-- START Exercise materials --

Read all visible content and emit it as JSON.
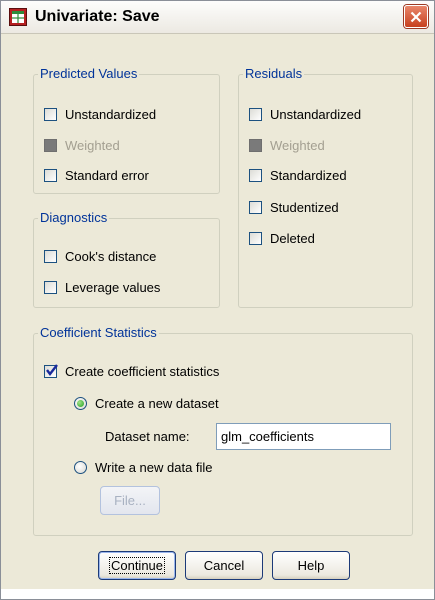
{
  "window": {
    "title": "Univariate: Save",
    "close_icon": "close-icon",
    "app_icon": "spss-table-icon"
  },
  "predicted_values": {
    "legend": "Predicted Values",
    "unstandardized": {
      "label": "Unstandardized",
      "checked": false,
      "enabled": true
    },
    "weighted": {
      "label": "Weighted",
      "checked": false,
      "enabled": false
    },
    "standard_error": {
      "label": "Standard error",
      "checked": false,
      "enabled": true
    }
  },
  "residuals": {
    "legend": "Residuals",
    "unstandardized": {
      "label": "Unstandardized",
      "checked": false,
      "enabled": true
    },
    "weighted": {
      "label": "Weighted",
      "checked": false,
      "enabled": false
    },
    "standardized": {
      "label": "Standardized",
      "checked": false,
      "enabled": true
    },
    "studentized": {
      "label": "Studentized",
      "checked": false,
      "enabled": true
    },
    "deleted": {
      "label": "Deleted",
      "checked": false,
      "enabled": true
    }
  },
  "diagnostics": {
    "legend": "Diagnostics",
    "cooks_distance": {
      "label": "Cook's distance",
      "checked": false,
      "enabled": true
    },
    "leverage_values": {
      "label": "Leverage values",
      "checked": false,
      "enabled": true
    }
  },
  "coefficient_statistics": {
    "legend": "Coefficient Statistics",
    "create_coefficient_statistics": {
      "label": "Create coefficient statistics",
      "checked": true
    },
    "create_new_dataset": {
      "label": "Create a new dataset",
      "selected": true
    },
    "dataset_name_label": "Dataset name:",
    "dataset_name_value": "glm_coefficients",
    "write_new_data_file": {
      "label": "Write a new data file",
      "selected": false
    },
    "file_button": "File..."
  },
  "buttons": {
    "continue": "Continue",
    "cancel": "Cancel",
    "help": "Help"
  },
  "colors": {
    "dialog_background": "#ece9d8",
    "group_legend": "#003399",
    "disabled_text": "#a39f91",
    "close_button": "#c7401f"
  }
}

-- END Exercise materials --

→ Problem to solve: Exclude the pictures, and transcribe all of the material exactly.

→ Solution:
Read all visible content and emit it as JSON.
{
  "window": {
    "title": "Univariate: Save",
    "close_icon": "close-icon",
    "app_icon": "spss-table-icon"
  },
  "predicted_values": {
    "legend": "Predicted Values",
    "unstandardized": {
      "label": "Unstandardized",
      "checked": false,
      "enabled": true
    },
    "weighted": {
      "label": "Weighted",
      "checked": false,
      "enabled": false
    },
    "standard_error": {
      "label": "Standard error",
      "checked": false,
      "enabled": true
    }
  },
  "residuals": {
    "legend": "Residuals",
    "unstandardized": {
      "label": "Unstandardized",
      "checked": false,
      "enabled": true
    },
    "weighted": {
      "label": "Weighted",
      "checked": false,
      "enabled": false
    },
    "standardized": {
      "label": "Standardized",
      "checked": false,
      "enabled": true
    },
    "studentized": {
      "label": "Studentized",
      "checked": false,
      "enabled": true
    },
    "deleted": {
      "label": "Deleted",
      "checked": false,
      "enabled": true
    }
  },
  "diagnostics": {
    "legend": "Diagnostics",
    "cooks_distance": {
      "label": "Cook's distance",
      "checked": false,
      "enabled": true
    },
    "leverage_values": {
      "label": "Leverage values",
      "checked": false,
      "enabled": true
    }
  },
  "coefficient_statistics": {
    "legend": "Coefficient Statistics",
    "create_coefficient_statistics": {
      "label": "Create coefficient statistics",
      "checked": true
    },
    "create_new_dataset": {
      "label": "Create a new dataset",
      "selected": true
    },
    "dataset_name_label": "Dataset name:",
    "dataset_name_value": "glm_coefficients",
    "write_new_data_file": {
      "label": "Write a new data file",
      "selected": false
    },
    "file_button": "File..."
  },
  "buttons": {
    "continue": "Continue",
    "cancel": "Cancel",
    "help": "Help"
  },
  "colors": {
    "dialog_background": "#ece9d8",
    "group_legend": "#003399",
    "disabled_text": "#a39f91",
    "close_button": "#c7401f"
  }
}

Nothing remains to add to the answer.